**WRITTEN REQUEST**
Gather every line that includes the word "name", please.
________________________
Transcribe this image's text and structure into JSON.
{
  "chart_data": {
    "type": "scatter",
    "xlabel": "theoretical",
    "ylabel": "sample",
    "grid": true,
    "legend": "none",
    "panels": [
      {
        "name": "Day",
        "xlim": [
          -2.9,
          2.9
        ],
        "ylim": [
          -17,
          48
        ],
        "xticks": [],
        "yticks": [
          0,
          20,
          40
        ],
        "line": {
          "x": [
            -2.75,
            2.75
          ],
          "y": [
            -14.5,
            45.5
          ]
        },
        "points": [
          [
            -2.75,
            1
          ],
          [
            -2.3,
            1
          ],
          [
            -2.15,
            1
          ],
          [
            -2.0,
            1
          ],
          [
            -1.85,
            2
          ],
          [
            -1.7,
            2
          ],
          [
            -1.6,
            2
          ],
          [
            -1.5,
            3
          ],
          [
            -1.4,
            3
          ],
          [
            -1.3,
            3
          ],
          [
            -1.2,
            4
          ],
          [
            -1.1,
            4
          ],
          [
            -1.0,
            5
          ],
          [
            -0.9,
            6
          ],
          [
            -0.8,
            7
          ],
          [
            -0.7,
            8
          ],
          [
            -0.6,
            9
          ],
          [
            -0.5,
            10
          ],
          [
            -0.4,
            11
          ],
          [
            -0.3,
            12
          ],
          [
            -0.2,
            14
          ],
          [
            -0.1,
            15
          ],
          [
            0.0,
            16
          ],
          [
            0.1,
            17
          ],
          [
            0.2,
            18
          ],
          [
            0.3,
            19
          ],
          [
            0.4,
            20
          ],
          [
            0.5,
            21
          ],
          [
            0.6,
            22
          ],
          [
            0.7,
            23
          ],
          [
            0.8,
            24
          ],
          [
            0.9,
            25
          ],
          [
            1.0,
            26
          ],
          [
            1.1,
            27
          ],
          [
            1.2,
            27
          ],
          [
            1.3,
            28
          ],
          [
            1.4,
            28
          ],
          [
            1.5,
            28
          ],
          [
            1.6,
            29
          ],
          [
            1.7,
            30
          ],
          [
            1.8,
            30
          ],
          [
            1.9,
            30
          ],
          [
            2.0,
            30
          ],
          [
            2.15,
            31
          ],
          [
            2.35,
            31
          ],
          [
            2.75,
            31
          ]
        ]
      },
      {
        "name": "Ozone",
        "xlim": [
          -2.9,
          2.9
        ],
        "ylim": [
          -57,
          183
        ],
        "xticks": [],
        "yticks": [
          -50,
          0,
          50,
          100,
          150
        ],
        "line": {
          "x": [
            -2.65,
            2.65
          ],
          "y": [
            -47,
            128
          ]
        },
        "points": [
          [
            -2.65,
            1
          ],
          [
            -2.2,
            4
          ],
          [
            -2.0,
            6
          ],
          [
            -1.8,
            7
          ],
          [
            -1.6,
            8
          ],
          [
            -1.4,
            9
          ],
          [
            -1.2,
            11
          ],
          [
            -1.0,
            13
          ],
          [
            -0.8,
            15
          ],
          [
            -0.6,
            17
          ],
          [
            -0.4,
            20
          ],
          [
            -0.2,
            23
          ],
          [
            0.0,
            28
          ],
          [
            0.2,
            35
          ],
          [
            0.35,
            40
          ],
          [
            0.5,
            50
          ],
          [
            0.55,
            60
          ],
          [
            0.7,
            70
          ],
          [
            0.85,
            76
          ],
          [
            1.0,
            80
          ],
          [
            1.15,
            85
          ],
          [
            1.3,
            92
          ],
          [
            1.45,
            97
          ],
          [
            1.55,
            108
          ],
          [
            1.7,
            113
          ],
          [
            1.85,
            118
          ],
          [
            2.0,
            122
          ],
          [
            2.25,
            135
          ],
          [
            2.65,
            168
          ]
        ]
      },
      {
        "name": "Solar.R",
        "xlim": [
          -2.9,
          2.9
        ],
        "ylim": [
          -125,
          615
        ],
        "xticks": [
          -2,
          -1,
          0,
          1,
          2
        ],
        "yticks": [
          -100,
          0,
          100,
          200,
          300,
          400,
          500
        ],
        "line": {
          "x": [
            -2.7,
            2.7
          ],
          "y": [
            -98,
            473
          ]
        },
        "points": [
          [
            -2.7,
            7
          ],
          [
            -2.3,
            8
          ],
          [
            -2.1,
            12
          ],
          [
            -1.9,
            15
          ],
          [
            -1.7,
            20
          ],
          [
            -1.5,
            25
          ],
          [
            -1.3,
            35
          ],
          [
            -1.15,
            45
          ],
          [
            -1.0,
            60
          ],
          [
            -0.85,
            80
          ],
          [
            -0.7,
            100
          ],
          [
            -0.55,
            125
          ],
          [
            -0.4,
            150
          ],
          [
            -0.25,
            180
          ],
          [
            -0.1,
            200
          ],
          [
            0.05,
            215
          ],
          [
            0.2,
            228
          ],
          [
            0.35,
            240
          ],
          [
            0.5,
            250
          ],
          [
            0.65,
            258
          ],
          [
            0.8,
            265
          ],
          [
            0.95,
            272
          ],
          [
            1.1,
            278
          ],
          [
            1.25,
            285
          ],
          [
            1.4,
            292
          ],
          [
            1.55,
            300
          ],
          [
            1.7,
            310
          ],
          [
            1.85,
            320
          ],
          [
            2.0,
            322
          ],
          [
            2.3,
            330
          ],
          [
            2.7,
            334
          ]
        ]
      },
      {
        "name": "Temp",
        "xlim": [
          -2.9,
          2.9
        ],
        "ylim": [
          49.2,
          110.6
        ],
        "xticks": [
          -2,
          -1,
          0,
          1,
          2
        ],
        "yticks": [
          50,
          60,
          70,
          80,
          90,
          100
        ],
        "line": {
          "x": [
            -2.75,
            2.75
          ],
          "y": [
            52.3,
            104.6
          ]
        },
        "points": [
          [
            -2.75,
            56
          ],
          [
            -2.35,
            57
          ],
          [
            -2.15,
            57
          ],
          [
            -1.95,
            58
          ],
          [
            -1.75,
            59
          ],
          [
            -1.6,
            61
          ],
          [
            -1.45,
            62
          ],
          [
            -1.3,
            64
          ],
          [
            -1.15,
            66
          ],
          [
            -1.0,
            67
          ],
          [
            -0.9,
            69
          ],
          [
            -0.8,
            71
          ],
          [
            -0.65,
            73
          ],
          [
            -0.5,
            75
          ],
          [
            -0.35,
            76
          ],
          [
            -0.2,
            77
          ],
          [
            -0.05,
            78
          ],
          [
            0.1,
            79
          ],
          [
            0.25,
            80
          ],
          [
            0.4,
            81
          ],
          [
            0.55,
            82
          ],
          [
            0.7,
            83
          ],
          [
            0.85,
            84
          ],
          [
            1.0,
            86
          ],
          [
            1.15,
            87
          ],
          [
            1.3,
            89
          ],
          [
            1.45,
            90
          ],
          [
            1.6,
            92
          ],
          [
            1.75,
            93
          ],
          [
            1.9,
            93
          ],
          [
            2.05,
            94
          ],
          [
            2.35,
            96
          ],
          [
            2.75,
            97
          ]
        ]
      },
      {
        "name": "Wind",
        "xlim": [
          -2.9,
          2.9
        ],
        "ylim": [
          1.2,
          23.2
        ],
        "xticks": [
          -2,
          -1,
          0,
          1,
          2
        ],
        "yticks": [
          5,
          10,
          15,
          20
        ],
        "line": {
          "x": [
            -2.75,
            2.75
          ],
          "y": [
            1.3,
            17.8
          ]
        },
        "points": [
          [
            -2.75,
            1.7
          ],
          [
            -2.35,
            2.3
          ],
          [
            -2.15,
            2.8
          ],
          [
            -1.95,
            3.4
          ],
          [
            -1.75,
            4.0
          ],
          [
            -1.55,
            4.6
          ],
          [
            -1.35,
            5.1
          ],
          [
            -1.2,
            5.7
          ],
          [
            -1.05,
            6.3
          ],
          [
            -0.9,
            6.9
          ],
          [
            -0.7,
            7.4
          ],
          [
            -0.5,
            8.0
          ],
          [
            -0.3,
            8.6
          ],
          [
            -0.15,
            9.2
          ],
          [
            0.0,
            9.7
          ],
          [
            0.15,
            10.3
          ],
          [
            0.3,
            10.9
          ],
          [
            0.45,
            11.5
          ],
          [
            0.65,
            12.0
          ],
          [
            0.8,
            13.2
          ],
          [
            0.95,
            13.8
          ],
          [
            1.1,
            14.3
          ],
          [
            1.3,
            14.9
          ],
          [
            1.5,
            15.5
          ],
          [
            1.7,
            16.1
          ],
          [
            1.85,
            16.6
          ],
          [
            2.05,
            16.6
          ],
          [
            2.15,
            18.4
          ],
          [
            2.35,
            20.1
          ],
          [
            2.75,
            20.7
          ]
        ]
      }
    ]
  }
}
________________________
**OUTPUT FOR THIS EXERCISE**
        "name": "Day",
        "name": "Ozone",
        "name": "Solar.R",
        "name": "Temp",
        "name": "Wind",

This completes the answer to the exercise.